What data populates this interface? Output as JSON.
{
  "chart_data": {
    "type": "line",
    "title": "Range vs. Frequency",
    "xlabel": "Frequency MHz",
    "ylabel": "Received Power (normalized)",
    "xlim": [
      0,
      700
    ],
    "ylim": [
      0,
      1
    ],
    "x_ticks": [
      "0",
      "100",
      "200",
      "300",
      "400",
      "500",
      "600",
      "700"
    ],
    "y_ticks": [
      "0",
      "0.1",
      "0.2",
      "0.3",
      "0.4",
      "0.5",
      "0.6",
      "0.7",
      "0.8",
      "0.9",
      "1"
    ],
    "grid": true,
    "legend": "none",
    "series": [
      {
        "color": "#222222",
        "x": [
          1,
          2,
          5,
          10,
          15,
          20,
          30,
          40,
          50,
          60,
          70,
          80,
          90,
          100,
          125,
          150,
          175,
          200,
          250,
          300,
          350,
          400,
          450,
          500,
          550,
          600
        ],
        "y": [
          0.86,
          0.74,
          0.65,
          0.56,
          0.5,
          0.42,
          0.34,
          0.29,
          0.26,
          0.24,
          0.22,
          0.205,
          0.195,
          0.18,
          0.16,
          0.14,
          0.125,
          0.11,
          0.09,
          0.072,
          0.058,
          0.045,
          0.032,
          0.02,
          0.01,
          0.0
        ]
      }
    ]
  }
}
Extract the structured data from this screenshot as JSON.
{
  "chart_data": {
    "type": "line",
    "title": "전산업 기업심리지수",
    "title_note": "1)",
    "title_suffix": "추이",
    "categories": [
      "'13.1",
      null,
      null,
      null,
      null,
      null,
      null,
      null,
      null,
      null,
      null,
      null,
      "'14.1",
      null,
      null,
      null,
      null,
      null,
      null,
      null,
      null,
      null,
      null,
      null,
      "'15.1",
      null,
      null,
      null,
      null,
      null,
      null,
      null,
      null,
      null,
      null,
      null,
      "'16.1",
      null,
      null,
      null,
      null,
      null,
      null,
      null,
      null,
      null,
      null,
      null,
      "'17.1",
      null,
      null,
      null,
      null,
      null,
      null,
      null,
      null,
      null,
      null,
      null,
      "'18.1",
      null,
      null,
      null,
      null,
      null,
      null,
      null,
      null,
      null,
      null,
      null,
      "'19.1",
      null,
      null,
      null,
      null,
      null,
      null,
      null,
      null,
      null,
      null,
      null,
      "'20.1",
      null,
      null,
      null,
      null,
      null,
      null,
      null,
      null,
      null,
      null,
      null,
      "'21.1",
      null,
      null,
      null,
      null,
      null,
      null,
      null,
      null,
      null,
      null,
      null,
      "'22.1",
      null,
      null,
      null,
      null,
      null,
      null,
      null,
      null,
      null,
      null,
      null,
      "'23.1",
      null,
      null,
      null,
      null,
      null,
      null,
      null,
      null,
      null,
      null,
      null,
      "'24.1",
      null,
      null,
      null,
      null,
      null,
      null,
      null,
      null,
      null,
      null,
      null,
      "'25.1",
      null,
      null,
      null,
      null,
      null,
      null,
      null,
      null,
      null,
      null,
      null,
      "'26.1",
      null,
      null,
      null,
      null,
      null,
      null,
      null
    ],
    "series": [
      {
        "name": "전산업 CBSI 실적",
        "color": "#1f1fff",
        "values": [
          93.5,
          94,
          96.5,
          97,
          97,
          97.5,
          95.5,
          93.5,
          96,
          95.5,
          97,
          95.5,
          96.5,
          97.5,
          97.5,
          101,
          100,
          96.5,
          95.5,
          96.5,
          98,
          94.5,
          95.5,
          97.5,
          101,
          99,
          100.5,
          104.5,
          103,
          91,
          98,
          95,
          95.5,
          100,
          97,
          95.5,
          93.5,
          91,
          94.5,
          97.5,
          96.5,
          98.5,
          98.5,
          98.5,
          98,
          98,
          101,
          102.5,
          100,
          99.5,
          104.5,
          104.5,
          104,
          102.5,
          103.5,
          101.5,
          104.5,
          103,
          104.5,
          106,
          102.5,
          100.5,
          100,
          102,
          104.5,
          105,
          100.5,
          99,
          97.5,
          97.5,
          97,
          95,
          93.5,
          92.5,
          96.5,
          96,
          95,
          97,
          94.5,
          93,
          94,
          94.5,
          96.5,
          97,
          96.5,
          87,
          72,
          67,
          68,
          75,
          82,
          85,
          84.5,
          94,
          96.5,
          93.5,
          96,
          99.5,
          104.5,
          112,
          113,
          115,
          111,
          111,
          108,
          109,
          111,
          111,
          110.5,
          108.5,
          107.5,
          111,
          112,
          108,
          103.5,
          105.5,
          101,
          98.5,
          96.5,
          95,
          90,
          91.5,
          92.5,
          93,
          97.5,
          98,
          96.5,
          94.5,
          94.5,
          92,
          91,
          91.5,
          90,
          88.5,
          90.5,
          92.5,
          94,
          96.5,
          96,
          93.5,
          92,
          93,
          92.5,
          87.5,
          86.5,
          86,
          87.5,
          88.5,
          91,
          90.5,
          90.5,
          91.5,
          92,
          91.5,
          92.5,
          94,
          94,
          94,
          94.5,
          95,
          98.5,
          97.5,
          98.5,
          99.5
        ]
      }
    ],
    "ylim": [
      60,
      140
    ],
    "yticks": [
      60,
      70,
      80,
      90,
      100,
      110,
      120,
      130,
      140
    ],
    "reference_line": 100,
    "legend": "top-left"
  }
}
==*==
* _Aim_: Print every record above exactly as written.

* _Response_:
What data populates this interface? Output as JSON.
{
  "chart_data": {
    "type": "line",
    "title": "Range vs. Frequency",
    "xlabel": "Frequency MHz",
    "ylabel": "Received Power (normalized)",
    "xlim": [
      0,
      700
    ],
    "ylim": [
      0,
      1
    ],
    "x_ticks": [
      "0",
      "100",
      "200",
      "300",
      "400",
      "500",
      "600",
      "700"
    ],
    "y_ticks": [
      "0",
      "0.1",
      "0.2",
      "0.3",
      "0.4",
      "0.5",
      "0.6",
      "0.7",
      "0.8",
      "0.9",
      "1"
    ],
    "grid": true,
    "legend": "none",
    "series": [
      {
        "color": "#222222",
        "x": [
          1,
          2,
          5,
          10,
          15,
          20,
          30,
          40,
          50,
          60,
          70,
          80,
          90,
          100,
          125,
          150,
          175,
          200,
          250,
          300,
          350,
          400,
          450,
          500,
          550,
          600
        ],
        "y": [
          0.86,
          0.74,
          0.65,
          0.56,
          0.5,
          0.42,
          0.34,
          0.29,
          0.26,
          0.24,
          0.22,
          0.205,
          0.195,
          0.18,
          0.16,
          0.14,
          0.125,
          0.11,
          0.09,
          0.072,
          0.058,
          0.045,
          0.032,
          0.02,
          0.01,
          0.0
        ]
      }
    ]
  }
}
Extract the structured data from this screenshot as JSON.
{
  "chart_data": {
    "type": "line",
    "title": "전산업 기업심리지수",
    "title_note": "1)",
    "title_suffix": "추이",
    "categories": [
      "'13.1",
      null,
      null,
      null,
      null,
      null,
      null,
      null,
      null,
      null,
      null,
      null,
      "'14.1",
      null,
      null,
      null,
      null,
      null,
      null,
      null,
      null,
      null,
      null,
      null,
      "'15.1",
      null,
      null,
      null,
      null,
      null,
      null,
      null,
      null,
      null,
      null,
      null,
      "'16.1",
      null,
      null,
      null,
      null,
      null,
      null,
      null,
      null,
      null,
      null,
      null,
      "'17.1",
      null,
      null,
      null,
      null,
      null,
      null,
      null,
      null,
      null,
      null,
      null,
      "'18.1",
      null,
      null,
      null,
      null,
      null,
      null,
      null,
      null,
      null,
      null,
      null,
      "'19.1",
      null,
      null,
      null,
      null,
      null,
      null,
      null,
      null,
      null,
      null,
      null,
      "'20.1",
      null,
      null,
      null,
      null,
      null,
      null,
      null,
      null,
      null,
      null,
      null,
      "'21.1",
      null,
      null,
      null,
      null,
      null,
      null,
      null,
      null,
      null,
      null,
      null,
      "'22.1",
      null,
      null,
      null,
      null,
      null,
      null,
      null,
      null,
      null,
      null,
      null,
      "'23.1",
      null,
      null,
      null,
      null,
      null,
      null,
      null,
      null,
      null,
      null,
      null,
      "'24.1",
      null,
      null,
      null,
      null,
      null,
      null,
      null,
      null,
      null,
      null,
      null,
      "'25.1",
      null,
      null,
      null,
      null,
      null,
      null,
      null,
      null,
      null,
      null,
      null,
      "'26.1",
      null,
      null,
      null,
      null,
      null,
      null,
      null
    ],
    "series": [
      {
        "name": "전산업 CBSI 실적",
        "color": "#1f1fff",
        "values": [
          93.5,
          94,
          96.5,
          97,
          97,
          97.5,
          95.5,
          93.5,
          96,
          95.5,
          97,
          95.5,
          96.5,
          97.5,
          97.5,
          101,
          100,
          96.5,
          95.5,
          96.5,
          98,
          94.5,
          95.5,
          97.5,
          101,
          99,
          100.5,
          104.5,
          103,
          91,
          98,
          95,
          95.5,
          100,
          97,
          95.5,
          93.5,
          91,
          94.5,
          97.5,
          96.5,
          98.5,
          98.5,
          98.5,
          98,
          98,
          101,
          102.5,
          100,
          99.5,
          104.5,
          104.5,
          104,
          102.5,
          103.5,
          101.5,
          104.5,
          103,
          104.5,
          106,
          102.5,
          100.5,
          100,
          102,
          104.5,
          105,
          100.5,
          99,
          97.5,
          97.5,
          97,
          95,
          93.5,
          92.5,
          96.5,
          96,
          95,
          97,
          94.5,
          93,
          94,
          94.5,
          96.5,
          97,
          96.5,
          87,
          72,
          67,
          68,
          75,
          82,
          85,
          84.5,
          94,
          96.5,
          93.5,
          96,
          99.5,
          104.5,
          112,
          113,
          115,
          111,
          111,
          108,
          109,
          111,
          111,
          110.5,
          108.5,
          107.5,
          111,
          112,
          108,
          103.5,
          105.5,
          101,
          98.5,
          96.5,
          95,
          90,
          91.5,
          92.5,
          93,
          97.5,
          98,
          96.5,
          94.5,
          94.5,
          92,
          91,
          91.5,
          90,
          88.5,
          90.5,
          92.5,
          94,
          96.5,
          96,
          93.5,
          92,
          93,
          92.5,
          87.5,
          86.5,
          86,
          87.5,
          88.5,
          91,
          90.5,
          90.5,
          91.5,
          92,
          91.5,
          92.5,
          94,
          94,
          94,
          94.5,
          95,
          98.5,
          97.5,
          98.5,
          99.5
        ]
      }
    ],
    "ylim": [
      60,
      140
    ],
    "yticks": [
      60,
      70,
      80,
      90,
      100,
      110,
      120,
      130,
      140
    ],
    "reference_line": 100,
    "legend": "top-left"
  }
}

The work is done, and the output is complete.